INSTRUCTIONS TO FOLLOW:
Wherever the string "connected" appears in a line, extract that line.
>>>>>
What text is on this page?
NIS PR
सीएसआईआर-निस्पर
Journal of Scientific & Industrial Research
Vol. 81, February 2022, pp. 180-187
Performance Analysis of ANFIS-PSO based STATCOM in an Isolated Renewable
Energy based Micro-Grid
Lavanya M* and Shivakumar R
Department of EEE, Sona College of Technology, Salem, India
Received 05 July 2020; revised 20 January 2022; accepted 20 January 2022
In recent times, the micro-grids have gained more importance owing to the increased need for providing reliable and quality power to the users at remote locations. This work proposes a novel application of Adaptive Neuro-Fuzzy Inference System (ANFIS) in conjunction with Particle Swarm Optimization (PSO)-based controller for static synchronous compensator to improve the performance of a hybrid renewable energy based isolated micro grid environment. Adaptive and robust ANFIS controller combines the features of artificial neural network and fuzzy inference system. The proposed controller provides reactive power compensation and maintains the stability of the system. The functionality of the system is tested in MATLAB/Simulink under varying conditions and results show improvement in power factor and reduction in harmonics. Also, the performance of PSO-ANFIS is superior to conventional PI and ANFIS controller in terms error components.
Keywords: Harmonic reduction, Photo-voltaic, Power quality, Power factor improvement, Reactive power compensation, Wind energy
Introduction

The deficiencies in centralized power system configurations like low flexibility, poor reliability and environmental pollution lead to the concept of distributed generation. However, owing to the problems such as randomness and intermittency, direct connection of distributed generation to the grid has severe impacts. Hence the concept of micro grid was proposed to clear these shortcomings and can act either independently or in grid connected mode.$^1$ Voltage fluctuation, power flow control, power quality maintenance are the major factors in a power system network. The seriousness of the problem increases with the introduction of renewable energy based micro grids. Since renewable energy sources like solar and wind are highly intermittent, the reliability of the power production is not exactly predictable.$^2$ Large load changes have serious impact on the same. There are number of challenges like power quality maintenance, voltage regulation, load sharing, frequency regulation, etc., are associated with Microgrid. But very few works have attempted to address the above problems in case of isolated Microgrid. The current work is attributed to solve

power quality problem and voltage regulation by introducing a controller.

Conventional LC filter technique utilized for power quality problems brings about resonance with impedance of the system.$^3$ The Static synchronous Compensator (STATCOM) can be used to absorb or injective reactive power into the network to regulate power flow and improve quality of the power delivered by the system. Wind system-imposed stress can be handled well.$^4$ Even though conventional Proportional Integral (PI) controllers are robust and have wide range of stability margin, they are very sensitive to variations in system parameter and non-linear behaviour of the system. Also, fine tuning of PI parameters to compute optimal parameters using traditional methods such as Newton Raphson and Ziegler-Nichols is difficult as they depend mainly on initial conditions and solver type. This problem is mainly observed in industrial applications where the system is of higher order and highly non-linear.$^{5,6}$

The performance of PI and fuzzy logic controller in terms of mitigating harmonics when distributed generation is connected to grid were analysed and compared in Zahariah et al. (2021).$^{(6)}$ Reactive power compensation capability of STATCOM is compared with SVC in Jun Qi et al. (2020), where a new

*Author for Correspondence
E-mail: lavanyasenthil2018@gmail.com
<<<<<
THE SOLUTION:
The deficiencies in centralized power system configurations like low flexibility, poor reliability and environmental pollution lead to the concept of distributed generation. However, owing to the problems such as randomness and intermittency, direct connection of distributed generation to the grid has severe impacts. Hence the concept of micro grid was proposed to clear these shortcomings and can act either independently or in grid connected mode.$^1$ Voltage fluctuation, power flow control, power quality maintenance are the major factors in a power system network. The seriousness of the problem increases with the introduction of renewable energy based micro grids. Since renewable energy sources like solar and wind are highly intermittent, the reliability of the power production is not exactly predictable.$^2$ Large load changes have serious impact on the same. There are number of challenges like power quality maintenance, voltage regulation, load sharing, frequency regulation, etc., are associated with Microgrid. But very few works have attempted to address the above problems in case of isolated Microgrid. The current work is attributed to solve
The performance of PI and fuzzy logic controller in terms of mitigating harmonics when distributed generation is connected to grid were analysed and compared in Zahariah et al. (2021).$^{(6)}$ Reactive power compensation capability of STATCOM is compared with SVC in Jun Qi et al. (2020), where a new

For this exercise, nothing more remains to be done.